TASK STATEMENT:
Return all lines in the material below that contain "Full".

[Dataset entries]

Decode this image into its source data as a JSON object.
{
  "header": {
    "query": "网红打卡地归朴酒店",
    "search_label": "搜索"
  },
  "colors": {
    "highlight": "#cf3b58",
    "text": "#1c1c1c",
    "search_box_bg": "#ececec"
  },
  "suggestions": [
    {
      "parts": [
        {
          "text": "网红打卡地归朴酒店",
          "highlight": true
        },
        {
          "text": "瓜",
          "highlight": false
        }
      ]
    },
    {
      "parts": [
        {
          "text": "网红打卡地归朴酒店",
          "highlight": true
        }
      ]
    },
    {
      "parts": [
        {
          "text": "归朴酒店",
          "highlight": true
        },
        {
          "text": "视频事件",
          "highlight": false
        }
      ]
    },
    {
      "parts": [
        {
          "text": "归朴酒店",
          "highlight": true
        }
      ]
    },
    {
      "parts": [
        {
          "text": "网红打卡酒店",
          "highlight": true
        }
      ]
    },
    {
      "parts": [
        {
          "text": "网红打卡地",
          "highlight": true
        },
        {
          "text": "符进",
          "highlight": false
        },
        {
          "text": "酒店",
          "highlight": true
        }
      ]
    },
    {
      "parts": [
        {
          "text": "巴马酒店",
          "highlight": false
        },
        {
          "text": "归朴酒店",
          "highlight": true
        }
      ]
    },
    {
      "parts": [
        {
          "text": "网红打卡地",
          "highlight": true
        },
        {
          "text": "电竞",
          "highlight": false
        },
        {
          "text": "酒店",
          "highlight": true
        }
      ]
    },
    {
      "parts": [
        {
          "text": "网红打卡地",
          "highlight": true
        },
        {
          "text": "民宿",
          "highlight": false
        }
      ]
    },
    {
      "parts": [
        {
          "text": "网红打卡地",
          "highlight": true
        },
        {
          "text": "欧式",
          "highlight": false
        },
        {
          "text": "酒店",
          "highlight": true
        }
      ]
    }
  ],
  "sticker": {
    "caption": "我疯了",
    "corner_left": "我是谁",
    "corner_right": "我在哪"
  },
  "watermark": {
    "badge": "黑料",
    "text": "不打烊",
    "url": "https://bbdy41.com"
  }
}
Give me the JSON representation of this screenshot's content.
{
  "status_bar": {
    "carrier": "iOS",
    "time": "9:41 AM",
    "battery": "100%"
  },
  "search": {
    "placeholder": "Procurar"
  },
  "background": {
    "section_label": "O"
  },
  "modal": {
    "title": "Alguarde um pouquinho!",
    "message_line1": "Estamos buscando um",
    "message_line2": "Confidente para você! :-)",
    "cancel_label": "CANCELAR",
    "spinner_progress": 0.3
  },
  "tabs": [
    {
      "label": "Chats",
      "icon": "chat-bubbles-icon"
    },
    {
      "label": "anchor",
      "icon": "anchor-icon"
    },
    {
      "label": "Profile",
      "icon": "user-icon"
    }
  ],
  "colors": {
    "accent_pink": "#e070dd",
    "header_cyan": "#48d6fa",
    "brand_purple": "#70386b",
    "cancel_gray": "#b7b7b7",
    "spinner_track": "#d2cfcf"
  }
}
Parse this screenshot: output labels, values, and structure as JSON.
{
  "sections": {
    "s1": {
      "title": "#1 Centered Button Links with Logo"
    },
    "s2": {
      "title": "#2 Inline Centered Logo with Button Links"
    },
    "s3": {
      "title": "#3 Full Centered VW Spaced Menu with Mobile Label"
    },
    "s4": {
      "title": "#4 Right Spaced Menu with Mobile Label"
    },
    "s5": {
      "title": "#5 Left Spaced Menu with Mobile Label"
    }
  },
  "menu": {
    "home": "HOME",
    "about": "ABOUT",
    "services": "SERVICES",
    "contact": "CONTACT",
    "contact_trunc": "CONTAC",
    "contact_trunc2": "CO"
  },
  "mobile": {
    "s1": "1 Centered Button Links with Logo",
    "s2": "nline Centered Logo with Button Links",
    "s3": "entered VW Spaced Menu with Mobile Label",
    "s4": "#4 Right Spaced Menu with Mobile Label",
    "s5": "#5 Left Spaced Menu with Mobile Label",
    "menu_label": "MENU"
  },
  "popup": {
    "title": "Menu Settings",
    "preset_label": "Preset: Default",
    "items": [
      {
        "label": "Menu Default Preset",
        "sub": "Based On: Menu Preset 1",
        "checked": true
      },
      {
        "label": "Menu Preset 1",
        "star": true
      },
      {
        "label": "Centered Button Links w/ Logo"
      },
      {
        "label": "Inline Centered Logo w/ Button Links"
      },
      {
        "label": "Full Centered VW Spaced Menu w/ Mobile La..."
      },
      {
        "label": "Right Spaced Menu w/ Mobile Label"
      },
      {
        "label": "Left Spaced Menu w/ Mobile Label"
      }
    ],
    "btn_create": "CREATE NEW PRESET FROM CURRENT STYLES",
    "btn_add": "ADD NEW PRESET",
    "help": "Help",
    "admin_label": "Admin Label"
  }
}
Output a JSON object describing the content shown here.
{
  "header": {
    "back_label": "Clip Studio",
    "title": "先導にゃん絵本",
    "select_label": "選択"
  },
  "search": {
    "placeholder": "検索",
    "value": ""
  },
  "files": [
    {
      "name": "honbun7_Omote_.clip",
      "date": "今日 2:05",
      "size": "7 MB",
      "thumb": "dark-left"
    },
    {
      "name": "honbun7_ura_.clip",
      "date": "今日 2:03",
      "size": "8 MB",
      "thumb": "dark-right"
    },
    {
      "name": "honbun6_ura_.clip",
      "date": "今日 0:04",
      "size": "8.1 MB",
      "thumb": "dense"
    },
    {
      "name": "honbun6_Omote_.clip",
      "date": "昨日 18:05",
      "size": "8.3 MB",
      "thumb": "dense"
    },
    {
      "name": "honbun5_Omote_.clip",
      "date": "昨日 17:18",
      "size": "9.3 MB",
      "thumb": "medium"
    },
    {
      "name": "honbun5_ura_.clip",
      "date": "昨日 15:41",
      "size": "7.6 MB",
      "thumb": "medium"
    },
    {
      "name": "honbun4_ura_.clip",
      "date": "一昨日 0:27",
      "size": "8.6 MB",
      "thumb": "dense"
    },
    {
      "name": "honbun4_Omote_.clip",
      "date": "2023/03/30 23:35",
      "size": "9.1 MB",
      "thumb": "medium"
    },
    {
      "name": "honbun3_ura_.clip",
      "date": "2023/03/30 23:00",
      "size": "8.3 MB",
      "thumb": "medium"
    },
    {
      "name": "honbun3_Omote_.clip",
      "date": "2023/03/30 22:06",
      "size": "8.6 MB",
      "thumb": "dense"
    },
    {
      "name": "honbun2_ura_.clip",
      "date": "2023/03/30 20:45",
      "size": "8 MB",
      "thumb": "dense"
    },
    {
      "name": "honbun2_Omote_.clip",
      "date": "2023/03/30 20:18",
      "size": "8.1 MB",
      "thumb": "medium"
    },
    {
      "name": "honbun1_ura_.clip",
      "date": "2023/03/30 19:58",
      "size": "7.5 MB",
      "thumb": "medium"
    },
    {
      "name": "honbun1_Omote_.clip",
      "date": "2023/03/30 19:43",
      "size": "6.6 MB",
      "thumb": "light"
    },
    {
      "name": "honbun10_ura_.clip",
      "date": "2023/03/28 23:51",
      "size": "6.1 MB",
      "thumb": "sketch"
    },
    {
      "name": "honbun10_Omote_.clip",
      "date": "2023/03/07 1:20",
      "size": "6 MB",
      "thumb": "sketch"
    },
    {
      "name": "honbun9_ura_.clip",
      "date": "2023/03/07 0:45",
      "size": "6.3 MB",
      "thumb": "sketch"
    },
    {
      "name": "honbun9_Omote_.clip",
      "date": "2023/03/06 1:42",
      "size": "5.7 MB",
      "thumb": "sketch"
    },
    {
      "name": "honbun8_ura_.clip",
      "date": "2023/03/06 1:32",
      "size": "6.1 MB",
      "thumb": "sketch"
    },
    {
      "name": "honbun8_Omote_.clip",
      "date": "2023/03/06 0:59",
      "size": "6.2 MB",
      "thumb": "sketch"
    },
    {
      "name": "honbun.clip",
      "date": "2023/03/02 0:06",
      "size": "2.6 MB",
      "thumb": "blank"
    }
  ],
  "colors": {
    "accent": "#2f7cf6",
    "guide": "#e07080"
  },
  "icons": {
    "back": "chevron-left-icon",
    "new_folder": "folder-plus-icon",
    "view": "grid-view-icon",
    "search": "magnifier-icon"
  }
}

SOLUTION FOR THIS EXERCISE:
      "title": "#3 Full Centered VW Spaced Menu with Mobile Label"
        "label": "Full Centered VW Spaced Menu w/ Mobile La..."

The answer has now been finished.